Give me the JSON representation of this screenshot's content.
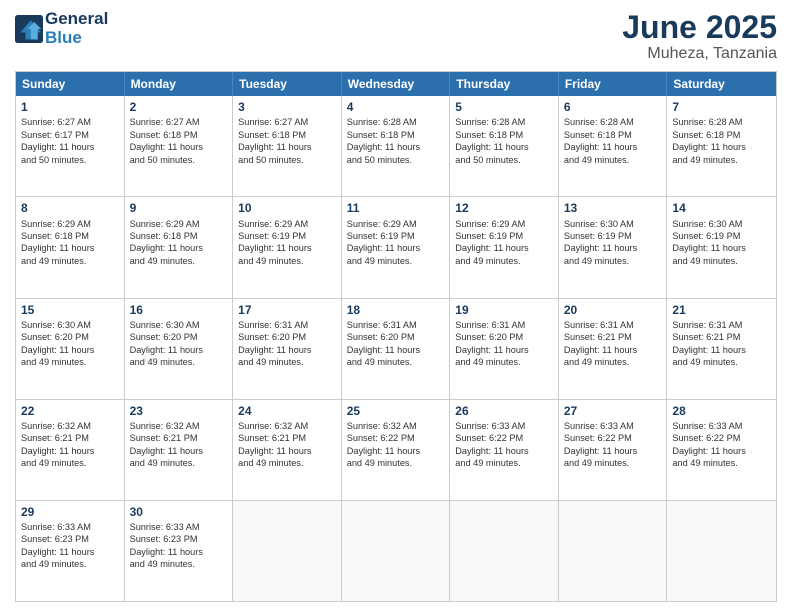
{
  "header": {
    "logo_line1": "General",
    "logo_line2": "Blue",
    "month": "June 2025",
    "location": "Muheza, Tanzania"
  },
  "weekdays": [
    "Sunday",
    "Monday",
    "Tuesday",
    "Wednesday",
    "Thursday",
    "Friday",
    "Saturday"
  ],
  "rows": [
    [
      {
        "day": "1",
        "lines": [
          "Sunrise: 6:27 AM",
          "Sunset: 6:17 PM",
          "Daylight: 11 hours",
          "and 50 minutes."
        ]
      },
      {
        "day": "2",
        "lines": [
          "Sunrise: 6:27 AM",
          "Sunset: 6:18 PM",
          "Daylight: 11 hours",
          "and 50 minutes."
        ]
      },
      {
        "day": "3",
        "lines": [
          "Sunrise: 6:27 AM",
          "Sunset: 6:18 PM",
          "Daylight: 11 hours",
          "and 50 minutes."
        ]
      },
      {
        "day": "4",
        "lines": [
          "Sunrise: 6:28 AM",
          "Sunset: 6:18 PM",
          "Daylight: 11 hours",
          "and 50 minutes."
        ]
      },
      {
        "day": "5",
        "lines": [
          "Sunrise: 6:28 AM",
          "Sunset: 6:18 PM",
          "Daylight: 11 hours",
          "and 50 minutes."
        ]
      },
      {
        "day": "6",
        "lines": [
          "Sunrise: 6:28 AM",
          "Sunset: 6:18 PM",
          "Daylight: 11 hours",
          "and 49 minutes."
        ]
      },
      {
        "day": "7",
        "lines": [
          "Sunrise: 6:28 AM",
          "Sunset: 6:18 PM",
          "Daylight: 11 hours",
          "and 49 minutes."
        ]
      }
    ],
    [
      {
        "day": "8",
        "lines": [
          "Sunrise: 6:29 AM",
          "Sunset: 6:18 PM",
          "Daylight: 11 hours",
          "and 49 minutes."
        ]
      },
      {
        "day": "9",
        "lines": [
          "Sunrise: 6:29 AM",
          "Sunset: 6:18 PM",
          "Daylight: 11 hours",
          "and 49 minutes."
        ]
      },
      {
        "day": "10",
        "lines": [
          "Sunrise: 6:29 AM",
          "Sunset: 6:19 PM",
          "Daylight: 11 hours",
          "and 49 minutes."
        ]
      },
      {
        "day": "11",
        "lines": [
          "Sunrise: 6:29 AM",
          "Sunset: 6:19 PM",
          "Daylight: 11 hours",
          "and 49 minutes."
        ]
      },
      {
        "day": "12",
        "lines": [
          "Sunrise: 6:29 AM",
          "Sunset: 6:19 PM",
          "Daylight: 11 hours",
          "and 49 minutes."
        ]
      },
      {
        "day": "13",
        "lines": [
          "Sunrise: 6:30 AM",
          "Sunset: 6:19 PM",
          "Daylight: 11 hours",
          "and 49 minutes."
        ]
      },
      {
        "day": "14",
        "lines": [
          "Sunrise: 6:30 AM",
          "Sunset: 6:19 PM",
          "Daylight: 11 hours",
          "and 49 minutes."
        ]
      }
    ],
    [
      {
        "day": "15",
        "lines": [
          "Sunrise: 6:30 AM",
          "Sunset: 6:20 PM",
          "Daylight: 11 hours",
          "and 49 minutes."
        ]
      },
      {
        "day": "16",
        "lines": [
          "Sunrise: 6:30 AM",
          "Sunset: 6:20 PM",
          "Daylight: 11 hours",
          "and 49 minutes."
        ]
      },
      {
        "day": "17",
        "lines": [
          "Sunrise: 6:31 AM",
          "Sunset: 6:20 PM",
          "Daylight: 11 hours",
          "and 49 minutes."
        ]
      },
      {
        "day": "18",
        "lines": [
          "Sunrise: 6:31 AM",
          "Sunset: 6:20 PM",
          "Daylight: 11 hours",
          "and 49 minutes."
        ]
      },
      {
        "day": "19",
        "lines": [
          "Sunrise: 6:31 AM",
          "Sunset: 6:20 PM",
          "Daylight: 11 hours",
          "and 49 minutes."
        ]
      },
      {
        "day": "20",
        "lines": [
          "Sunrise: 6:31 AM",
          "Sunset: 6:21 PM",
          "Daylight: 11 hours",
          "and 49 minutes."
        ]
      },
      {
        "day": "21",
        "lines": [
          "Sunrise: 6:31 AM",
          "Sunset: 6:21 PM",
          "Daylight: 11 hours",
          "and 49 minutes."
        ]
      }
    ],
    [
      {
        "day": "22",
        "lines": [
          "Sunrise: 6:32 AM",
          "Sunset: 6:21 PM",
          "Daylight: 11 hours",
          "and 49 minutes."
        ]
      },
      {
        "day": "23",
        "lines": [
          "Sunrise: 6:32 AM",
          "Sunset: 6:21 PM",
          "Daylight: 11 hours",
          "and 49 minutes."
        ]
      },
      {
        "day": "24",
        "lines": [
          "Sunrise: 6:32 AM",
          "Sunset: 6:21 PM",
          "Daylight: 11 hours",
          "and 49 minutes."
        ]
      },
      {
        "day": "25",
        "lines": [
          "Sunrise: 6:32 AM",
          "Sunset: 6:22 PM",
          "Daylight: 11 hours",
          "and 49 minutes."
        ]
      },
      {
        "day": "26",
        "lines": [
          "Sunrise: 6:33 AM",
          "Sunset: 6:22 PM",
          "Daylight: 11 hours",
          "and 49 minutes."
        ]
      },
      {
        "day": "27",
        "lines": [
          "Sunrise: 6:33 AM",
          "Sunset: 6:22 PM",
          "Daylight: 11 hours",
          "and 49 minutes."
        ]
      },
      {
        "day": "28",
        "lines": [
          "Sunrise: 6:33 AM",
          "Sunset: 6:22 PM",
          "Daylight: 11 hours",
          "and 49 minutes."
        ]
      }
    ],
    [
      {
        "day": "29",
        "lines": [
          "Sunrise: 6:33 AM",
          "Sunset: 6:23 PM",
          "Daylight: 11 hours",
          "and 49 minutes."
        ]
      },
      {
        "day": "30",
        "lines": [
          "Sunrise: 6:33 AM",
          "Sunset: 6:23 PM",
          "Daylight: 11 hours",
          "and 49 minutes."
        ]
      },
      {
        "day": "",
        "lines": []
      },
      {
        "day": "",
        "lines": []
      },
      {
        "day": "",
        "lines": []
      },
      {
        "day": "",
        "lines": []
      },
      {
        "day": "",
        "lines": []
      }
    ]
  ]
}
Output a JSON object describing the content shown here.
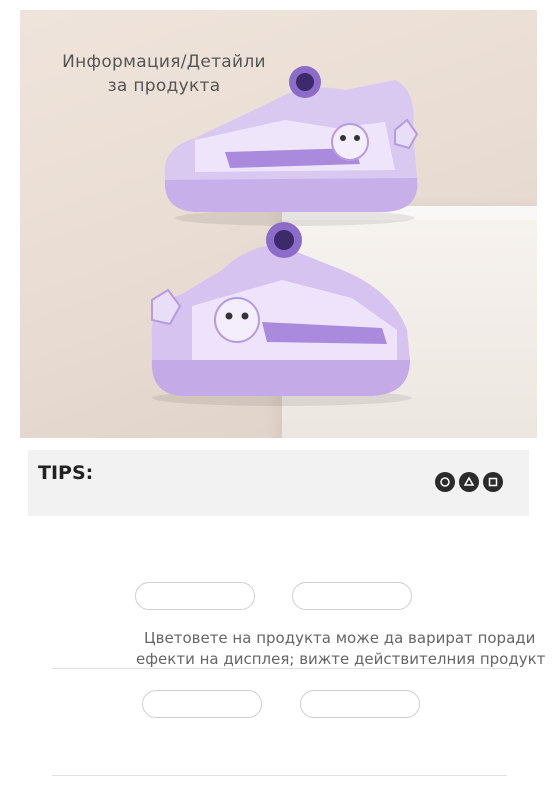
{
  "hero": {
    "title_line1": "Информация/Детайли",
    "title_line2": "за продукта",
    "accent_color": "#b59be0"
  },
  "tips": {
    "label": "TIPS:",
    "icons": [
      "badge-icon",
      "badge-icon",
      "badge-icon"
    ]
  },
  "notice": {
    "line1": "Цветовете на продукта може да варират поради",
    "line2": "ефекти на дисплея; вижте действителния продукт"
  }
}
==============================
→ Problem
Copy out all of the data word for word. Do not carry over any picture.

→ Exercise response
Give me the JSON representation of this screenshot's content.
{
  "header": {
    "logo_line1": "General",
    "logo_line2": "Blue",
    "month": "June 2025",
    "location": "Muheza, Tanzania"
  },
  "weekdays": [
    "Sunday",
    "Monday",
    "Tuesday",
    "Wednesday",
    "Thursday",
    "Friday",
    "Saturday"
  ],
  "rows": [
    [
      {
        "day": "1",
        "lines": [
          "Sunrise: 6:27 AM",
          "Sunset: 6:17 PM",
          "Daylight: 11 hours",
          "and 50 minutes."
        ]
      },
      {
        "day": "2",
        "lines": [
          "Sunrise: 6:27 AM",
          "Sunset: 6:18 PM",
          "Daylight: 11 hours",
          "and 50 minutes."
        ]
      },
      {
        "day": "3",
        "lines": [
          "Sunrise: 6:27 AM",
          "Sunset: 6:18 PM",
          "Daylight: 11 hours",
          "and 50 minutes."
        ]
      },
      {
        "day": "4",
        "lines": [
          "Sunrise: 6:28 AM",
          "Sunset: 6:18 PM",
          "Daylight: 11 hours",
          "and 50 minutes."
        ]
      },
      {
        "day": "5",
        "lines": [
          "Sunrise: 6:28 AM",
          "Sunset: 6:18 PM",
          "Daylight: 11 hours",
          "and 50 minutes."
        ]
      },
      {
        "day": "6",
        "lines": [
          "Sunrise: 6:28 AM",
          "Sunset: 6:18 PM",
          "Daylight: 11 hours",
          "and 49 minutes."
        ]
      },
      {
        "day": "7",
        "lines": [
          "Sunrise: 6:28 AM",
          "Sunset: 6:18 PM",
          "Daylight: 11 hours",
          "and 49 minutes."
        ]
      }
    ],
    [
      {
        "day": "8",
        "lines": [
          "Sunrise: 6:29 AM",
          "Sunset: 6:18 PM",
          "Daylight: 11 hours",
          "and 49 minutes."
        ]
      },
      {
        "day": "9",
        "lines": [
          "Sunrise: 6:29 AM",
          "Sunset: 6:18 PM",
          "Daylight: 11 hours",
          "and 49 minutes."
        ]
      },
      {
        "day": "10",
        "lines": [
          "Sunrise: 6:29 AM",
          "Sunset: 6:19 PM",
          "Daylight: 11 hours",
          "and 49 minutes."
        ]
      },
      {
        "day": "11",
        "lines": [
          "Sunrise: 6:29 AM",
          "Sunset: 6:19 PM",
          "Daylight: 11 hours",
          "and 49 minutes."
        ]
      },
      {
        "day": "12",
        "lines": [
          "Sunrise: 6:29 AM",
          "Sunset: 6:19 PM",
          "Daylight: 11 hours",
          "and 49 minutes."
        ]
      },
      {
        "day": "13",
        "lines": [
          "Sunrise: 6:30 AM",
          "Sunset: 6:19 PM",
          "Daylight: 11 hours",
          "and 49 minutes."
        ]
      },
      {
        "day": "14",
        "lines": [
          "Sunrise: 6:30 AM",
          "Sunset: 6:19 PM",
          "Daylight: 11 hours",
          "and 49 minutes."
        ]
      }
    ],
    [
      {
        "day": "15",
        "lines": [
          "Sunrise: 6:30 AM",
          "Sunset: 6:20 PM",
          "Daylight: 11 hours",
          "and 49 minutes."
        ]
      },
      {
        "day": "16",
        "lines": [
          "Sunrise: 6:30 AM",
          "Sunset: 6:20 PM",
          "Daylight: 11 hours",
          "and 49 minutes."
        ]
      },
      {
        "day": "17",
        "lines": [
          "Sunrise: 6:31 AM",
          "Sunset: 6:20 PM",
          "Daylight: 11 hours",
          "and 49 minutes."
        ]
      },
      {
        "day": "18",
        "lines": [
          "Sunrise: 6:31 AM",
          "Sunset: 6:20 PM",
          "Daylight: 11 hours",
          "and 49 minutes."
        ]
      },
      {
        "day": "19",
        "lines": [
          "Sunrise: 6:31 AM",
          "Sunset: 6:20 PM",
          "Daylight: 11 hours",
          "and 49 minutes."
        ]
      },
      {
        "day": "20",
        "lines": [
          "Sunrise: 6:31 AM",
          "Sunset: 6:21 PM",
          "Daylight: 11 hours",
          "and 49 minutes."
        ]
      },
      {
        "day": "21",
        "lines": [
          "Sunrise: 6:31 AM",
          "Sunset: 6:21 PM",
          "Daylight: 11 hours",
          "and 49 minutes."
        ]
      }
    ],
    [
      {
        "day": "22",
        "lines": [
          "Sunrise: 6:32 AM",
          "Sunset: 6:21 PM",
          "Daylight: 11 hours",
          "and 49 minutes."
        ]
      },
      {
        "day": "23",
        "lines": [
          "Sunrise: 6:32 AM",
          "Sunset: 6:21 PM",
          "Daylight: 11 hours",
          "and 49 minutes."
        ]
      },
      {
        "day": "24",
        "lines": [
          "Sunrise: 6:32 AM",
          "Sunset: 6:21 PM",
          "Daylight: 11 hours",
          "and 49 minutes."
        ]
      },
      {
        "day": "25",
        "lines": [
          "Sunrise: 6:32 AM",
          "Sunset: 6:22 PM",
          "Daylight: 11 hours",
          "and 49 minutes."
        ]
      },
      {
        "day": "26",
        "lines": [
          "Sunrise: 6:33 AM",
          "Sunset: 6:22 PM",
          "Daylight: 11 hours",
          "and 49 minutes."
        ]
      },
      {
        "day": "27",
        "lines": [
          "Sunrise: 6:33 AM",
          "Sunset: 6:22 PM",
          "Daylight: 11 hours",
          "and 49 minutes."
        ]
      },
      {
        "day": "28",
        "lines": [
          "Sunrise: 6:33 AM",
          "Sunset: 6:22 PM",
          "Daylight: 11 hours",
          "and 49 minutes."
        ]
      }
    ],
    [
      {
        "day": "29",
        "lines": [
          "Sunrise: 6:33 AM",
          "Sunset: 6:23 PM",
          "Daylight: 11 hours",
          "and 49 minutes."
        ]
      },
      {
        "day": "30",
        "lines": [
          "Sunrise: 6:33 AM",
          "Sunset: 6:23 PM",
          "Daylight: 11 hours",
          "and 49 minutes."
        ]
      },
      {
        "day": "",
        "lines": []
      },
      {
        "day": "",
        "lines": []
      },
      {
        "day": "",
        "lines": []
      },
      {
        "day": "",
        "lines": []
      },
      {
        "day": "",
        "lines": []
      }
    ]
  ]
}
Output a JSON object describing the content shown here.
{
  "hero": {
    "title_line1": "Информация/Детайли",
    "title_line2": "за продукта",
    "accent_color": "#b59be0"
  },
  "tips": {
    "label": "TIPS:",
    "icons": [
      "badge-icon",
      "badge-icon",
      "badge-icon"
    ]
  },
  "notice": {
    "line1": "Цветовете на продукта може да варират поради",
    "line2": "ефекти на дисплея; вижте действителния продукт"
  }
}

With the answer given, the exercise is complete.